● Provided records:

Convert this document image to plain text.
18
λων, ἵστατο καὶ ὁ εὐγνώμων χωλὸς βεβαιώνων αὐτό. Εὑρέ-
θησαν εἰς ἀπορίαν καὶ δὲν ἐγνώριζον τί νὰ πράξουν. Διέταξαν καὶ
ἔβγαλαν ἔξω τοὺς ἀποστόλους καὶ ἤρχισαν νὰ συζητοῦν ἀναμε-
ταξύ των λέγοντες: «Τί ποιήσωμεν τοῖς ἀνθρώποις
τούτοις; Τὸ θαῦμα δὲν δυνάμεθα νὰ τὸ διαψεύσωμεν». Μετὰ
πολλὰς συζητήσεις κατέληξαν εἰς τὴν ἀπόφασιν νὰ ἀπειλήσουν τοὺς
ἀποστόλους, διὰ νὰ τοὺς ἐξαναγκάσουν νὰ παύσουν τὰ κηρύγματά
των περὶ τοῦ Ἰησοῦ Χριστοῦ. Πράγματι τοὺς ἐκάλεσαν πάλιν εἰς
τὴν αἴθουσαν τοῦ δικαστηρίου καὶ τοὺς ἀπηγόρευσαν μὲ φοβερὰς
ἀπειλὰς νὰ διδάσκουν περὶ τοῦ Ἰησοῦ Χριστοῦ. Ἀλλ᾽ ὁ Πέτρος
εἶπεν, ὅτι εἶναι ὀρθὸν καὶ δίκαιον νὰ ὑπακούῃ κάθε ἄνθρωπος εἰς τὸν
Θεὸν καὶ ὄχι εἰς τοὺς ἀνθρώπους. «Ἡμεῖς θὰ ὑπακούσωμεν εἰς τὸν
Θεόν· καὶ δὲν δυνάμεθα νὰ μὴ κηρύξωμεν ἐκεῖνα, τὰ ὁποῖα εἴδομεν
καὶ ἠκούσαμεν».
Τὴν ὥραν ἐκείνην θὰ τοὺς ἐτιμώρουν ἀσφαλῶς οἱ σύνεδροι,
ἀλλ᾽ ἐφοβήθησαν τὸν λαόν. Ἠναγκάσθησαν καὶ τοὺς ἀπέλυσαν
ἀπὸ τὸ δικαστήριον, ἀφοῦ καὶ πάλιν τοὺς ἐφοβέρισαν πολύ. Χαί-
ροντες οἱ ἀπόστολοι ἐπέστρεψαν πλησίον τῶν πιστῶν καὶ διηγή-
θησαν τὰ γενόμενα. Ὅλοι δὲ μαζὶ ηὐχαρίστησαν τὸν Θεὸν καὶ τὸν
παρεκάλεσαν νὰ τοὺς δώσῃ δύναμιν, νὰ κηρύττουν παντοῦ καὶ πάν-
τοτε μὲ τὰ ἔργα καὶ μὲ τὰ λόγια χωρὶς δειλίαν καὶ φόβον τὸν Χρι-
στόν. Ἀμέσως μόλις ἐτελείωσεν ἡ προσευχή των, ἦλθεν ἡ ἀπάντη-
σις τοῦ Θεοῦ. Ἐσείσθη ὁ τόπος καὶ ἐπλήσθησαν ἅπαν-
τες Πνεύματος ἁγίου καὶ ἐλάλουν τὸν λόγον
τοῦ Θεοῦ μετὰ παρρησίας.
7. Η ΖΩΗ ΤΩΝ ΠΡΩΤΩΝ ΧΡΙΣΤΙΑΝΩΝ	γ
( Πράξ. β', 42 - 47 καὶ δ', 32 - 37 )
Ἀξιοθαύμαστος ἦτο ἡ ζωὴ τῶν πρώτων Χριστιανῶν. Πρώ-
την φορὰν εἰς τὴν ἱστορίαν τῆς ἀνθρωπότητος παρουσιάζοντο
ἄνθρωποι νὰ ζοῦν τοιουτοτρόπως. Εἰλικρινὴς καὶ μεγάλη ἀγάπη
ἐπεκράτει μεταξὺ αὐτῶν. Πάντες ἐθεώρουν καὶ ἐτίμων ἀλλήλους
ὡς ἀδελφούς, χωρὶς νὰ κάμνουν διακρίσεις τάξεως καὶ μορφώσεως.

● Exercise: Transcribe all entries exactly as they are given.

● Answer to this problem:
Convert this document image to plain text.
18
λων, ἵστατο καὶ ὁ εὐγνώμων χωλὸς βεβαιώνων αὐτό. Εὑρέ-
θησαν εἰς ἀπορίαν καὶ δὲν ἐγνώριζον τί νὰ πράξουν. Διέταξαν καὶ
ἔβγαλαν ἔξω τοὺς ἀποστόλους καὶ ἤρχισαν νὰ συζητοῦν ἀναμε-
ταξύ των λέγοντες: «Τί ποιήσωμεν τοῖς ἀνθρώποις
τούτοις; Τὸ θαῦμα δὲν δυνάμεθα νὰ τὸ διαψεύσωμεν». Μετὰ
πολλὰς συζητήσεις κατέληξαν εἰς τὴν ἀπόφασιν νὰ ἀπειλήσουν τοὺς
ἀποστόλους, διὰ νὰ τοὺς ἐξαναγκάσουν νὰ παύσουν τὰ κηρύγματά
των περὶ τοῦ Ἰησοῦ Χριστοῦ. Πράγματι τοὺς ἐκάλεσαν πάλιν εἰς
τὴν αἴθουσαν τοῦ δικαστηρίου καὶ τοὺς ἀπηγόρευσαν μὲ φοβερὰς
ἀπειλὰς νὰ διδάσκουν περὶ τοῦ Ἰησοῦ Χριστοῦ. Ἀλλ᾽ ὁ Πέτρος
εἶπεν, ὅτι εἶναι ὀρθὸν καὶ δίκαιον νὰ ὑπακούῃ κάθε ἄνθρωπος εἰς τὸν
Θεὸν καὶ ὄχι εἰς τοὺς ἀνθρώπους. «Ἡμεῖς θὰ ὑπακούσωμεν εἰς τὸν
Θεόν· καὶ δὲν δυνάμεθα νὰ μὴ κηρύξωμεν ἐκεῖνα, τὰ ὁποῖα εἴδομεν
καὶ ἠκούσαμεν».
Τὴν ὥραν ἐκείνην θὰ τοὺς ἐτιμώρουν ἀσφαλῶς οἱ σύνεδροι,
ἀλλ᾽ ἐφοβήθησαν τὸν λαόν. Ἠναγκάσθησαν καὶ τοὺς ἀπέλυσαν
ἀπὸ τὸ δικαστήριον, ἀφοῦ καὶ πάλιν τοὺς ἐφοβέρισαν πολύ. Χαί-
ροντες οἱ ἀπόστολοι ἐπέστρεψαν πλησίον τῶν πιστῶν καὶ διηγή-
θησαν τὰ γενόμενα. Ὅλοι δὲ μαζὶ ηὐχαρίστησαν τὸν Θεὸν καὶ τὸν
παρεκάλεσαν νὰ τοὺς δώσῃ δύναμιν, νὰ κηρύττουν παντοῦ καὶ πάν-
τοτε μὲ τὰ ἔργα καὶ μὲ τὰ λόγια χωρὶς δειλίαν καὶ φόβον τὸν Χρι-
στόν. Ἀμέσως μόλις ἐτελείωσεν ἡ προσευχή των, ἦλθεν ἡ ἀπάντη-
σις τοῦ Θεοῦ. Ἐσείσθη ὁ τόπος καὶ ἐπλήσθησαν ἅπαν-
τες Πνεύματος ἁγίου καὶ ἐλάλουν τὸν λόγον
τοῦ Θεοῦ μετὰ παρρησίας.
7. Η ΖΩΗ ΤΩΝ ΠΡΩΤΩΝ ΧΡΙΣΤΙΑΝΩΝ	γ
( Πράξ. β', 42 - 47 καὶ δ', 32 - 37 )
Ἀξιοθαύμαστος ἦτο ἡ ζωὴ τῶν πρώτων Χριστιανῶν. Πρώ-
την φορὰν εἰς τὴν ἱστορίαν τῆς ἀνθρωπότητος παρουσιάζοντο
ἄνθρωποι νὰ ζοῦν τοιουτοτρόπως. Εἰλικρινὴς καὶ μεγάλη ἀγάπη
ἐπεκράτει μεταξὺ αὐτῶν. Πάντες ἐθεώρουν καὶ ἐτίμων ἀλλήλους
ὡς ἀδελφούς, χωρὶς νὰ κάμνουν διακρίσεις τάξεως καὶ μορφώσεως.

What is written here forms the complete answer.